_EXERCISE_. The records that follow must be repeated exactly, minus the images.

*** Opening MATERIAL PROVIDED ***

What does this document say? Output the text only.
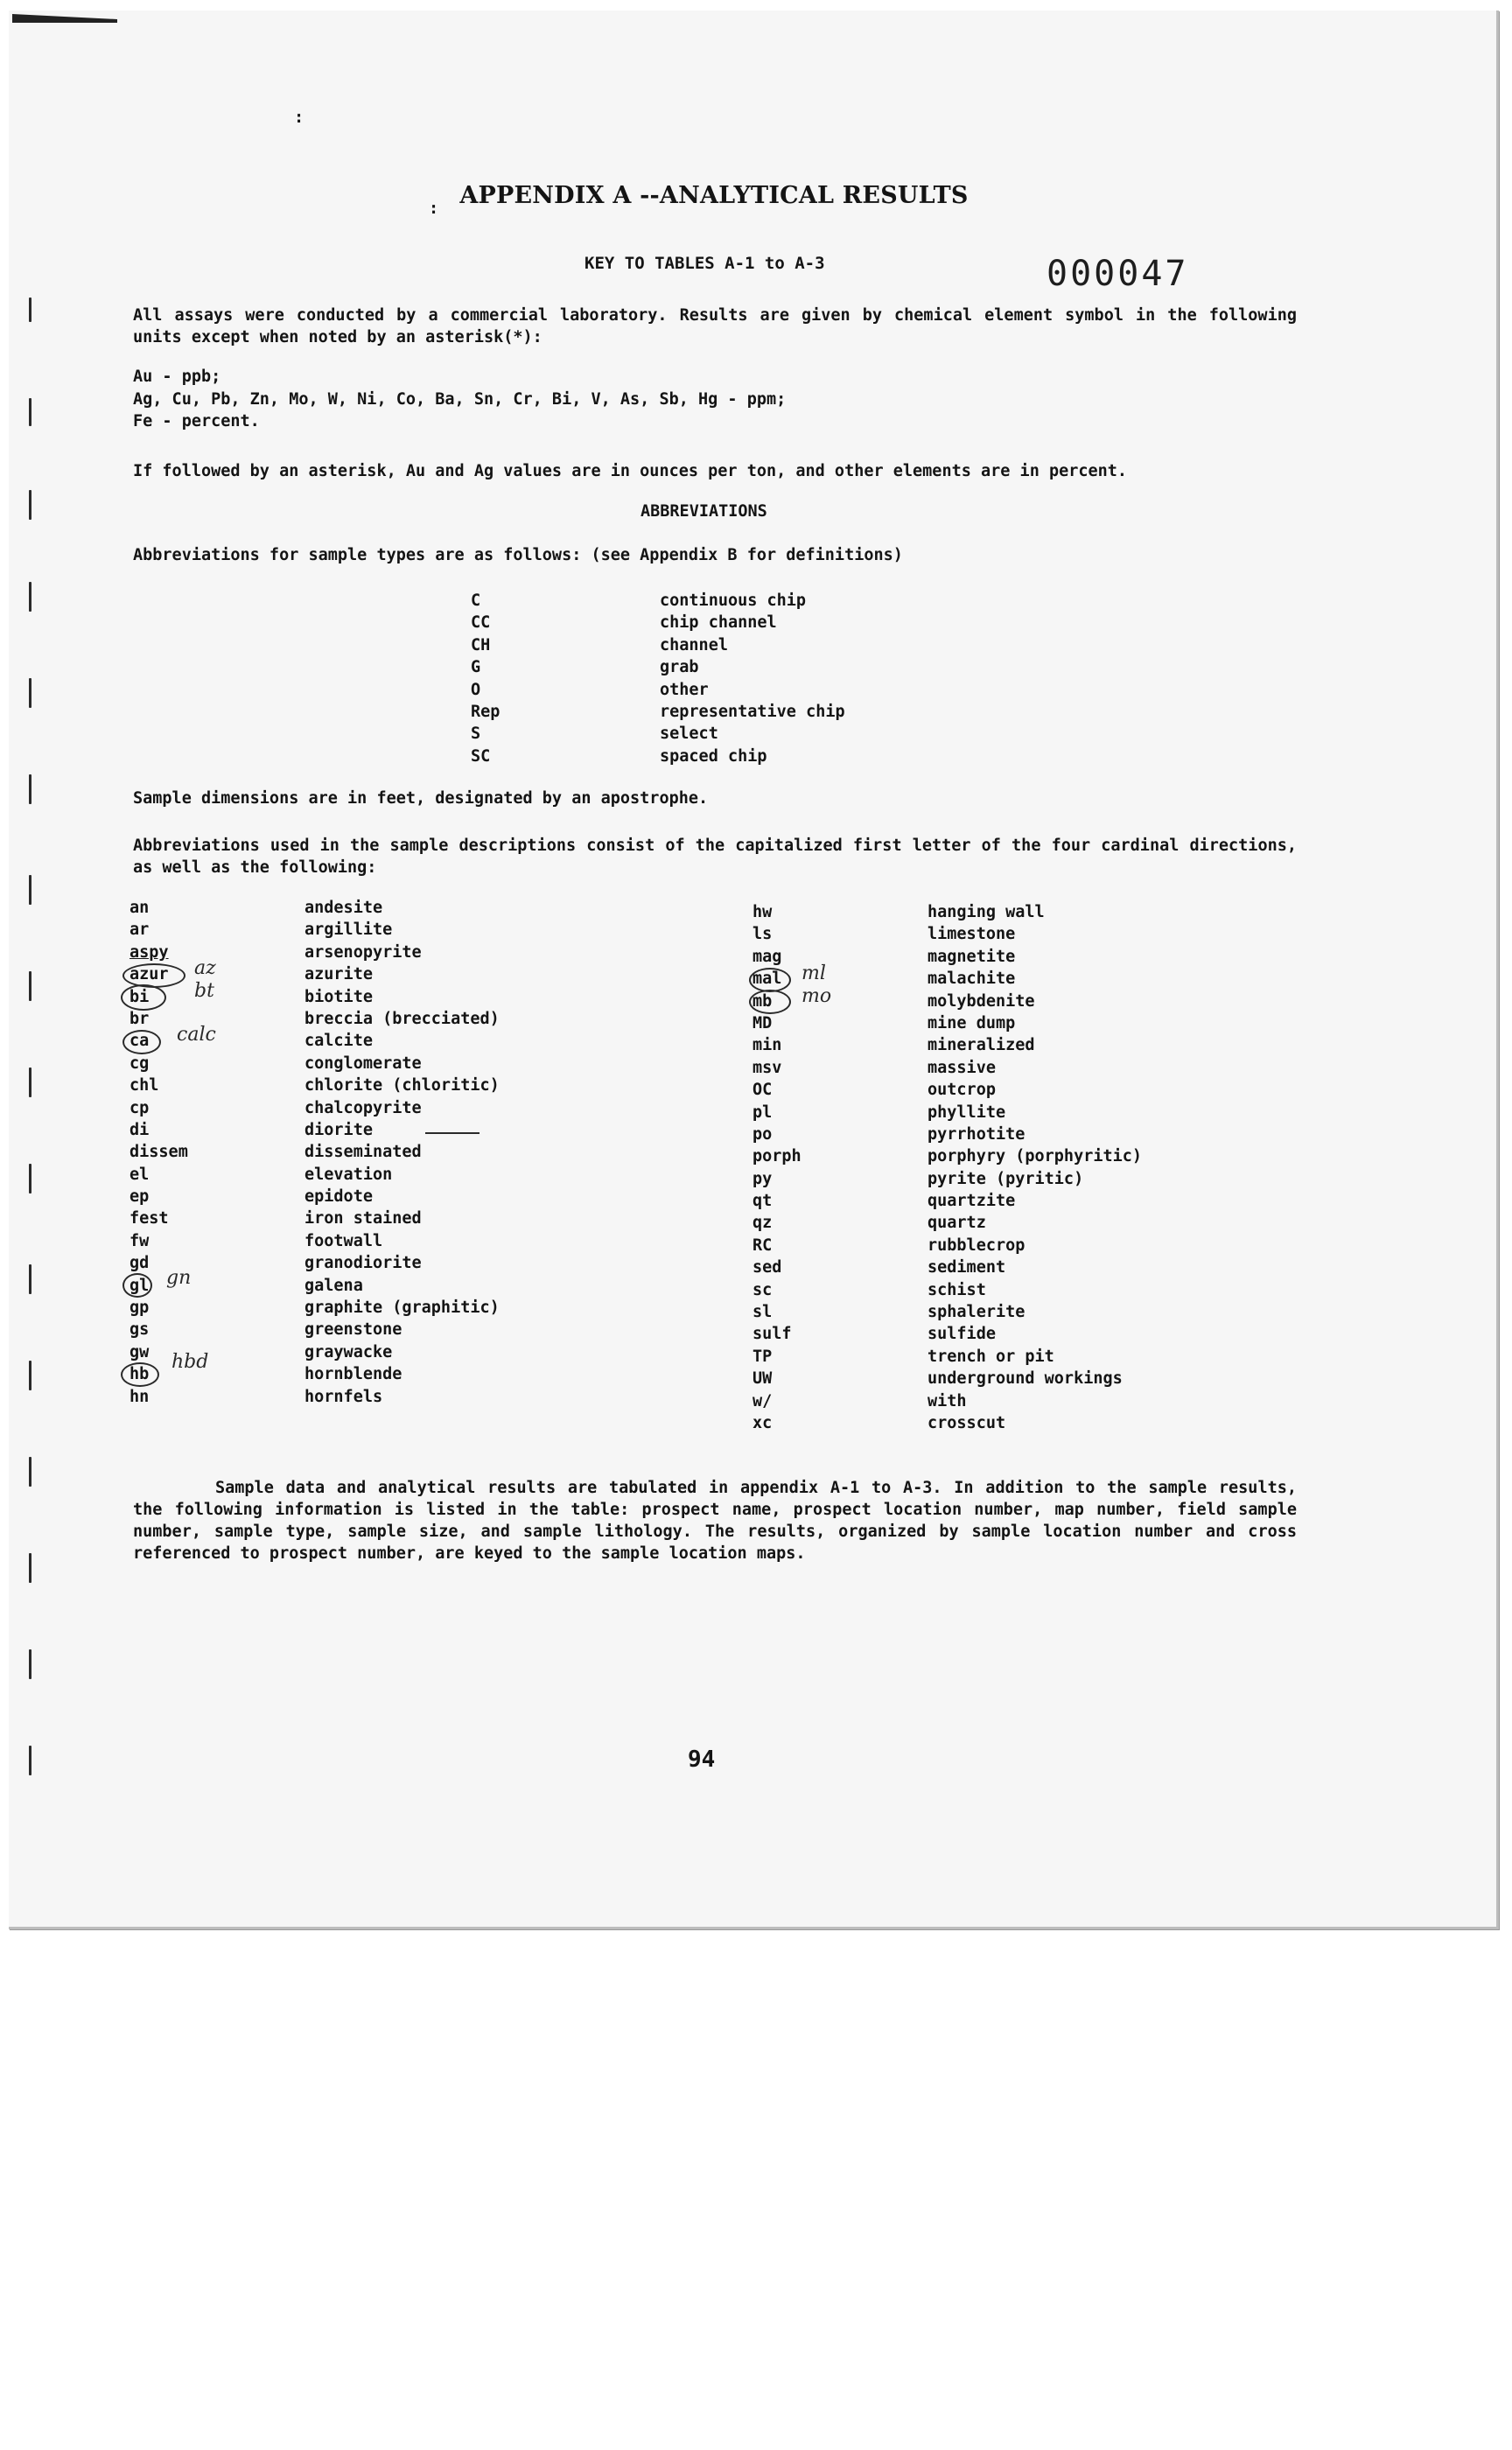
:
: APPENDIX A --ANALYTICAL RESULTS
KEY TO TABLES A-1 to A-3	000047
All assays were conducted by a commercial laboratory. Results are given by chemical element symbol in the following units except when noted by an asterisk(*):
Au - ppb;
Ag, Cu, Pb, Zn, Mo, W, Ni, Co, Ba, Sn, Cr, Bi, V, As, Sb, Hg - ppm;
Fe - percent.
If followed by an asterisk, Au and Ag values are in ounces per ton, and other elements are in percent.
ABBREVIATIONS
Abbreviations for sample types are as follows: (see Appendix B for definitions)
C
CC
CH
G
O
Rep
S
SC
continuous chip
chip channel
channel
grab
other
representative chip
select
spaced chip
Sample dimensions are in feet, designated by an apostrophe.
Abbreviations used in the sample descriptions consist of the capitalized first letter of the four cardinal directions, as well as the following:
an
ar
aspy
azur
bi
br
ca
cg
chl
cp
di
dissem
el
ep
fest
fw
gd
gl
gp
gs
gw
hb
hn
andesite
argillite
arsenopyrite
azurite
biotite
breccia (brecciated)
calcite
conglomerate
chlorite (chloritic)
chalcopyrite
diorite
disseminated
elevation
epidote
iron stained
footwall
granodiorite
galena
graphite (graphitic)
greenstone
graywacke
hornblende
hornfels
hw
ls
mag
mal
mb
MD
min
msv
OC
pl
po
porph
py
qt
qz
RC
sed
sc
sl
sulf
TP
UW
w/
xc
hanging wall
limestone
magnetite
malachite
molybdenite
mine dump
mineralized
massive
outcrop
phyllite
pyrrhotite
porphyry (porphyritic)
pyrite (pyritic)
quartzite
quartz
rubblecrop
sediment
schist
sphalerite
sulfide
trench or pit
underground workings
with
crosscut
az
bt
calc
gn
hbd
ml
mo
Sample data and analytical results are tabulated in appendix A-1 to A-3. In addition to the sample results, the following information is listed in the table: prospect name, prospect location number, map number, field sample number, sample type, sample size, and sample lithology. The results, organized by sample location number and cross referenced to prospect number, are keyed to the sample location maps.
94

*** Closing MATERIAL PROVIDED ***

_TASK RESPONSE_.
What does this document say? Output the text only.
:
: APPENDIX A --ANALYTICAL RESULTS
KEY TO TABLES A-1 to A-3	000047
All assays were conducted by a commercial laboratory. Results are given by chemical element symbol in the following units except when noted by an asterisk(*):
Au - ppb;
Ag, Cu, Pb, Zn, Mo, W, Ni, Co, Ba, Sn, Cr, Bi, V, As, Sb, Hg - ppm;
Fe - percent.
If followed by an asterisk, Au and Ag values are in ounces per ton, and other elements are in percent.
ABBREVIATIONS
Abbreviations for sample types are as follows: (see Appendix B for definitions)
C
CC
CH
G
O
Rep
S
SC
continuous chip
chip channel
channel
grab
other
representative chip
select
spaced chip
Sample dimensions are in feet, designated by an apostrophe.
Abbreviations used in the sample descriptions consist of the capitalized first letter of the four cardinal directions, as well as the following:
an
ar
aspy
azur
bi
br
ca
cg
chl
cp
di
dissem
el
ep
fest
fw
gd
gl
gp
gs
gw
hb
hn
andesite
argillite
arsenopyrite
azurite
biotite
breccia (brecciated)
calcite
conglomerate
chlorite (chloritic)
chalcopyrite
diorite
disseminated
elevation
epidote
iron stained
footwall
granodiorite
galena
graphite (graphitic)
greenstone
graywacke
hornblende
hornfels
hw
ls
mag
mal
mb
MD
min
msv
OC
pl
po
porph
py
qt
qz
RC
sed
sc
sl
sulf
TP
UW
w/
xc
hanging wall
limestone
magnetite
malachite
molybdenite
mine dump
mineralized
massive
outcrop
phyllite
pyrrhotite
porphyry (porphyritic)
pyrite (pyritic)
quartzite
quartz
rubblecrop
sediment
schist
sphalerite
sulfide
trench or pit
underground workings
with
crosscut
az
bt
calc
gn
hbd
ml
mo
Sample data and analytical results are tabulated in appendix A-1 to A-3. In addition to the sample results, the following information is listed in the table: prospect name, prospect location number, map number, field sample number, sample type, sample size, and sample lithology. The results, organized by sample location number and cross referenced to prospect number, are keyed to the sample location maps.
94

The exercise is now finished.